* [Challenge] Retype the full set of records. Keep every character identical.

* [Records for this task]
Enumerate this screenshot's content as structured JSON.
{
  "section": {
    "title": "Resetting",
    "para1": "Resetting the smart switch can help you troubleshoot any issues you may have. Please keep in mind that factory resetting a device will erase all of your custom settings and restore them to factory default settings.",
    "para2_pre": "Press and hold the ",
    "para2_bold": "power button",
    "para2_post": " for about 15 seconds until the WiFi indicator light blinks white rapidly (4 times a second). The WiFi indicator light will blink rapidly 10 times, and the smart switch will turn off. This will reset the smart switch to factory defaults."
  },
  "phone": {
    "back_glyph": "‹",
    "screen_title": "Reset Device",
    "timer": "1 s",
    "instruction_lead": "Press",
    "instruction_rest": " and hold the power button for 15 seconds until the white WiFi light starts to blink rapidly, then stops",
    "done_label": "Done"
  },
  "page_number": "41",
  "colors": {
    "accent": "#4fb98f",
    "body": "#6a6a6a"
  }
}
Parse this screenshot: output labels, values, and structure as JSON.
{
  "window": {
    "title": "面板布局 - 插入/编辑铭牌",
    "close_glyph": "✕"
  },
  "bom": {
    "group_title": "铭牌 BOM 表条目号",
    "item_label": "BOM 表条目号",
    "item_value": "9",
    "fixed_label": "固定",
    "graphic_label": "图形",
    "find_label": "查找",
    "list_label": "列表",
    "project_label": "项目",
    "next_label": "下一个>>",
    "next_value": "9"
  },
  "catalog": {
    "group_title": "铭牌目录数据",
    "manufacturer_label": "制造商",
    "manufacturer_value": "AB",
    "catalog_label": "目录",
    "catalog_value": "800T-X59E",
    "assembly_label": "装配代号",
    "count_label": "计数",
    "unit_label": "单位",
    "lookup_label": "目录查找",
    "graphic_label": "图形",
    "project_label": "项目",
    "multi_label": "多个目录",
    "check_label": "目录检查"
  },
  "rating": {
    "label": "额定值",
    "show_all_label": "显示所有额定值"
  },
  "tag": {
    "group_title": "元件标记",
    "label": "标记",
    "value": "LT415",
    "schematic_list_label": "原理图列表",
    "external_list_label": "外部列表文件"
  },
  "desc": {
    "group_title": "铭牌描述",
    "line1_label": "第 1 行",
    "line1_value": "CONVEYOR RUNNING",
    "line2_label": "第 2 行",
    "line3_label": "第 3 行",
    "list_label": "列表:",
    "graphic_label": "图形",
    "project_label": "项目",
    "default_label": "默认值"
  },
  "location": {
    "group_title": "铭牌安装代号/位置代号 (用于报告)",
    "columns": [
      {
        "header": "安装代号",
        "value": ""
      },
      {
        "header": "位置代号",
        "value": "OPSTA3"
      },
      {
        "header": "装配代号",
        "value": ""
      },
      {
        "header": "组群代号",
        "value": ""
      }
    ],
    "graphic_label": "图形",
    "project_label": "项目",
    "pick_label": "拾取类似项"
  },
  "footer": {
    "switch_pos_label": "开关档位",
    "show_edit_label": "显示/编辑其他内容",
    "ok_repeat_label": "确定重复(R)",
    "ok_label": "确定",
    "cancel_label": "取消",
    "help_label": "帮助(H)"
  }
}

* [Complete output]
Enumerate this screenshot's content as structured JSON.
{
  "section": {
    "title": "Resetting",
    "para1": "Resetting the smart switch can help you troubleshoot any issues you may have. Please keep in mind that factory resetting a device will erase all of your custom settings and restore them to factory default settings.",
    "para2_pre": "Press and hold the ",
    "para2_bold": "power button",
    "para2_post": " for about 15 seconds until the WiFi indicator light blinks white rapidly (4 times a second). The WiFi indicator light will blink rapidly 10 times, and the smart switch will turn off. This will reset the smart switch to factory defaults."
  },
  "phone": {
    "back_glyph": "‹",
    "screen_title": "Reset Device",
    "timer": "1 s",
    "instruction_lead": "Press",
    "instruction_rest": " and hold the power button for 15 seconds until the white WiFi light starts to blink rapidly, then stops",
    "done_label": "Done"
  },
  "page_number": "41",
  "colors": {
    "accent": "#4fb98f",
    "body": "#6a6a6a"
  }
}
Parse this screenshot: output labels, values, and structure as JSON.
{
  "window": {
    "title": "面板布局 - 插入/编辑铭牌",
    "close_glyph": "✕"
  },
  "bom": {
    "group_title": "铭牌 BOM 表条目号",
    "item_label": "BOM 表条目号",
    "item_value": "9",
    "fixed_label": "固定",
    "graphic_label": "图形",
    "find_label": "查找",
    "list_label": "列表",
    "project_label": "项目",
    "next_label": "下一个>>",
    "next_value": "9"
  },
  "catalog": {
    "group_title": "铭牌目录数据",
    "manufacturer_label": "制造商",
    "manufacturer_value": "AB",
    "catalog_label": "目录",
    "catalog_value": "800T-X59E",
    "assembly_label": "装配代号",
    "count_label": "计数",
    "unit_label": "单位",
    "lookup_label": "目录查找",
    "graphic_label": "图形",
    "project_label": "项目",
    "multi_label": "多个目录",
    "check_label": "目录检查"
  },
  "rating": {
    "label": "额定值",
    "show_all_label": "显示所有额定值"
  },
  "tag": {
    "group_title": "元件标记",
    "label": "标记",
    "value": "LT415",
    "schematic_list_label": "原理图列表",
    "external_list_label": "外部列表文件"
  },
  "desc": {
    "group_title": "铭牌描述",
    "line1_label": "第 1 行",
    "line1_value": "CONVEYOR RUNNING",
    "line2_label": "第 2 行",
    "line3_label": "第 3 行",
    "list_label": "列表:",
    "graphic_label": "图形",
    "project_label": "项目",
    "default_label": "默认值"
  },
  "location": {
    "group_title": "铭牌安装代号/位置代号 (用于报告)",
    "columns": [
      {
        "header": "安装代号",
        "value": ""
      },
      {
        "header": "位置代号",
        "value": "OPSTA3"
      },
      {
        "header": "装配代号",
        "value": ""
      },
      {
        "header": "组群代号",
        "value": ""
      }
    ],
    "graphic_label": "图形",
    "project_label": "项目",
    "pick_label": "拾取类似项"
  },
  "footer": {
    "switch_pos_label": "开关档位",
    "show_edit_label": "显示/编辑其他内容",
    "ok_repeat_label": "确定重复(R)",
    "ok_label": "确定",
    "cancel_label": "取消",
    "help_label": "帮助(H)"
  }
}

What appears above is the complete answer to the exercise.